本文 —
++++++++++

背筋を伸ばして

2010年02月02日 16時04分00秒 | B地点 おかか

 

 

新春に萌え出たばかりの若草の芽も、雪に覆われてしまった。
それでも草たちは、健気にも、雪の中で生き抜こうとする。
しかし、この草は、余りの寒さのため、生きる希望を失ってしまったのだった。

「ああ……誰か助けて……寒いよ……冷たいよ……」
「も、もうだめだ……僕は凍死するのか……」
がくっ
だが、この時 ―― 遠のいてゆく意識の底で、この草は、猫たちの会話を耳にしたのだった。
「おい、寒いなあ」

「ええ。こんなに積もるとは思いませんでしたよ」
「いつになったら春が来るのかなあ……」

「いつでしょうねえ……」
「とにかく、ひたすら待つしかありませんよ」
「他に、どうしようもないじゃありませんか……」
「それはそうだが……待つにしても、前向きに待ちたいな」
「前向き? どういうことですか?」

「だからその、希望を持って、未来を見据えて、胸を張ってさ」
「背中を丸くして縮こまってたら、気が滅入るだろ?」

「……僕たちが猫背なのは、当然じゃないですか」
「いや! 背筋をぴ~んと伸ばさなくてはいかん!」

ぴ~ん
猫たちの、こんな会話を聞いて、この草の心にも、勇気が湧いてきたのだった。

「……よ~し! 僕も頑張ろう!」

++++++++++

行データ —

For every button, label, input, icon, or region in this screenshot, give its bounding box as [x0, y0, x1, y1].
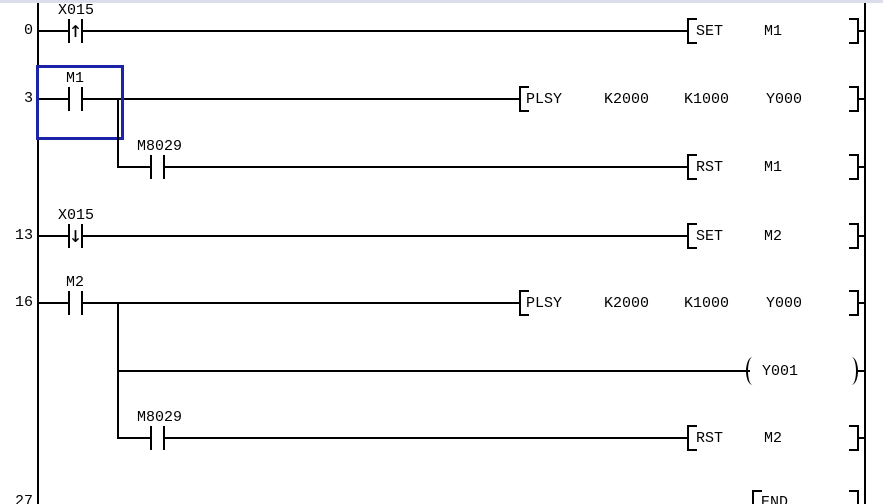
contact-bar[interactable] — [81, 224, 83, 248]
instruction-op-set[interactable]: SET — [696, 228, 724, 245]
rung-line — [38, 30, 68, 32]
rung-line — [857, 166, 864, 168]
step-number: 0 — [23, 22, 33, 39]
rung-line — [118, 437, 150, 439]
contact-bar[interactable] — [163, 426, 165, 450]
instruction-arg-s1[interactable]: K2000 — [604, 295, 650, 312]
instruction-arg-s1[interactable]: K2000 — [604, 91, 650, 108]
instruction-operand[interactable]: M1 — [764, 159, 783, 176]
window-bottom-edge — [0, 0, 883, 3]
rung-line — [83, 235, 687, 237]
rung-line — [856, 370, 864, 372]
instruction-open-bracket[interactable] — [752, 490, 762, 504]
instruction-op-rst[interactable]: RST — [696, 430, 724, 447]
contact-bar[interactable] — [68, 224, 70, 248]
contact-bar[interactable] — [81, 291, 83, 315]
instruction-op-rst[interactable]: RST — [696, 159, 724, 176]
contact-bar[interactable] — [150, 155, 152, 179]
rung-line — [857, 437, 864, 439]
contact-label-m8029[interactable]: M8029 — [137, 138, 183, 155]
rung-line — [857, 302, 864, 304]
instruction-operand[interactable]: M2 — [764, 228, 783, 245]
contact-label-m8029[interactable]: M8029 — [137, 409, 183, 426]
rung-line — [83, 30, 687, 32]
branch-line — [117, 99, 119, 168]
instruction-close-bracket[interactable] — [849, 490, 859, 504]
rung-line — [857, 30, 864, 32]
rung-line — [83, 98, 519, 100]
rung-line — [38, 302, 68, 304]
instruction-operand[interactable]: M1 — [764, 23, 783, 40]
selection-cursor — [36, 65, 124, 140]
contact-label-x015[interactable]: X015 — [58, 207, 95, 224]
left-power-rail — [37, 0, 39, 504]
contact-bar[interactable] — [68, 19, 70, 43]
rung-line — [38, 98, 68, 100]
instruction-op-plsy[interactable]: PLSY — [526, 295, 563, 312]
instruction-open-bracket[interactable] — [687, 223, 697, 249]
step-number: 3 — [23, 90, 33, 107]
contact-bar[interactable] — [81, 87, 83, 111]
rung-line — [118, 370, 750, 372]
step-number: 16 — [14, 294, 33, 311]
instruction-op-plsy[interactable]: PLSY — [526, 91, 563, 108]
rung-line — [83, 302, 519, 304]
right-power-rail — [864, 0, 866, 504]
instruction-operand[interactable]: M2 — [764, 430, 783, 447]
instruction-op-end[interactable]: END — [761, 494, 789, 504]
rung-line — [857, 235, 864, 237]
rung-line — [165, 437, 687, 439]
coil-device[interactable]: Y001 — [762, 363, 799, 380]
contact-bar[interactable] — [163, 155, 165, 179]
contact-bar[interactable] — [81, 19, 83, 43]
rung-line — [165, 166, 687, 168]
rung-line — [857, 98, 864, 100]
instruction-open-bracket[interactable] — [519, 290, 529, 316]
instruction-open-bracket[interactable] — [519, 86, 529, 112]
instruction-arg-s2[interactable]: K1000 — [684, 295, 730, 312]
contact-bar[interactable] — [150, 426, 152, 450]
contact-label-m1[interactable]: M1 — [66, 70, 85, 87]
step-number: 27 — [14, 493, 33, 504]
contact-label-x015[interactable]: X015 — [58, 2, 95, 19]
falling-edge-arrow-icon: ↓ — [68, 223, 83, 248]
coil-open-paren[interactable] — [746, 357, 759, 385]
instruction-arg-s2[interactable]: K1000 — [684, 91, 730, 108]
instruction-arg-d[interactable]: Y000 — [766, 91, 803, 108]
contact-bar[interactable] — [68, 87, 70, 111]
instruction-open-bracket[interactable] — [687, 425, 697, 451]
rising-edge-arrow-icon: ↑ — [68, 18, 83, 43]
instruction-open-bracket[interactable] — [687, 154, 697, 180]
contact-bar[interactable] — [68, 291, 70, 315]
contact-label-m2[interactable]: M2 — [66, 274, 85, 291]
instruction-arg-d[interactable]: Y000 — [766, 295, 803, 312]
instruction-open-bracket[interactable] — [687, 18, 697, 44]
instruction-op-set[interactable]: SET — [696, 23, 724, 40]
rung-line — [118, 166, 150, 168]
rung-line — [38, 235, 68, 237]
step-number: 13 — [14, 227, 33, 244]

++++++++++

課題文 1 —
本文について、次の問いに答えよ。
(a) 新春に萌え出たばかりの若草の芽は、何に覆われてしまったか。
(b) 遠のいてゆく意識の底で、草は誰の会話を耳にしたか。
(c) 猫の一方は、待つにしてもどのように待ちたいと言っているか。
課題文 2 — 本文のうち、「新春に萌え出たばかりの若草の芽も、雪に覆われてしまった。」を含む語句で始まり「だが、この時 ―― 遠のいてゆく意識の底で、この草は、猫たちの会話を耳にしたのだった。」で終わる部分を、一字一句違えずに書き写してください。

回答全文 1 —
(a) 雪
(b) 猫たちの会話
(c) 前向きに待ちたい

回答全文 2 —
新春に萌え出たばかりの若草の芽も、雪に覆われてしまった。
それでも草たちは、健気にも、雪の中で生き抜こうとする。
しかし、この草は、余りの寒さのため、生きる希望を失ってしまったのだった。

「ああ……誰か助けて……寒いよ……冷たいよ……」
「も、もうだめだ……僕は凍死するのか……」
がくっ
だが、この時 ―― 遠のいてゆく意識の底で、この草は、猫たちの会話を耳にしたのだった。